(Extracted records)
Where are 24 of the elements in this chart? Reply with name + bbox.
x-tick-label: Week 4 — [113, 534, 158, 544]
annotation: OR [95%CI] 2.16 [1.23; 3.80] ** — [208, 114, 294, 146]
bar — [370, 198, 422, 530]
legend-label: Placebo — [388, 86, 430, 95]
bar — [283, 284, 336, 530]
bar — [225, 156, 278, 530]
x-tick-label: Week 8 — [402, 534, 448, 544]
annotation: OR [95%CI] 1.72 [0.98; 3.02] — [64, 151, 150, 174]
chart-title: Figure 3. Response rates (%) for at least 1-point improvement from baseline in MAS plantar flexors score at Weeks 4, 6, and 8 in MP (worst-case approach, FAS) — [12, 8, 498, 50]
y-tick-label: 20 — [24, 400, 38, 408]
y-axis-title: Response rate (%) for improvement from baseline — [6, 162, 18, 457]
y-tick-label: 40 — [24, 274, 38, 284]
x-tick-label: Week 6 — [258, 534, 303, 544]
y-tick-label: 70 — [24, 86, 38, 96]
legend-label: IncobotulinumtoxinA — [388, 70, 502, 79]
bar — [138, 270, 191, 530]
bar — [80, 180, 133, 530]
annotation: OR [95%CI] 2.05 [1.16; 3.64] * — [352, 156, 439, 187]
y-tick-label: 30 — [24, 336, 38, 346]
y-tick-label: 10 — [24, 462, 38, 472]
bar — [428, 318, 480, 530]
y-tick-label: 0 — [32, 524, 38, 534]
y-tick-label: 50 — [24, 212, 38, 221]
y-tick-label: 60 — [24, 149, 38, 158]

» REQUIRED ACTION
Once the records end, copy them all again exactly.

» RESPONSE TO THIS TASK
Where are 24 of the elements in this chart? Reply with name + bbox.
x-tick-label: Week 4 — [113, 534, 158, 544]
annotation: OR [95%CI] 2.16 [1.23; 3.80] ** — [208, 114, 294, 146]
bar — [370, 198, 422, 530]
legend-label: Placebo — [388, 86, 430, 95]
bar — [283, 284, 336, 530]
bar — [225, 156, 278, 530]
x-tick-label: Week 8 — [402, 534, 448, 544]
annotation: OR [95%CI] 1.72 [0.98; 3.02] — [64, 151, 150, 174]
chart-title: Figure 3. Response rates (%) for at least 1-point improvement from baseline in MAS plantar flexors score at Weeks 4, 6, and 8 in MP (worst-case approach, FAS) — [12, 8, 498, 50]
y-tick-label: 20 — [24, 400, 38, 408]
y-axis-title: Response rate (%) for improvement from baseline — [6, 162, 18, 457]
y-tick-label: 40 — [24, 274, 38, 284]
x-tick-label: Week 6 — [258, 534, 303, 544]
y-tick-label: 70 — [24, 86, 38, 96]
legend-label: IncobotulinumtoxinA — [388, 70, 502, 79]
bar — [138, 270, 191, 530]
bar — [80, 180, 133, 530]
annotation: OR [95%CI] 2.05 [1.16; 3.64] * — [352, 156, 439, 187]
y-tick-label: 30 — [24, 336, 38, 346]
y-tick-label: 10 — [24, 462, 38, 472]
bar — [428, 318, 480, 530]
y-tick-label: 0 — [32, 524, 38, 534]
y-tick-label: 50 — [24, 212, 38, 221]
y-tick-label: 60 — [24, 149, 38, 158]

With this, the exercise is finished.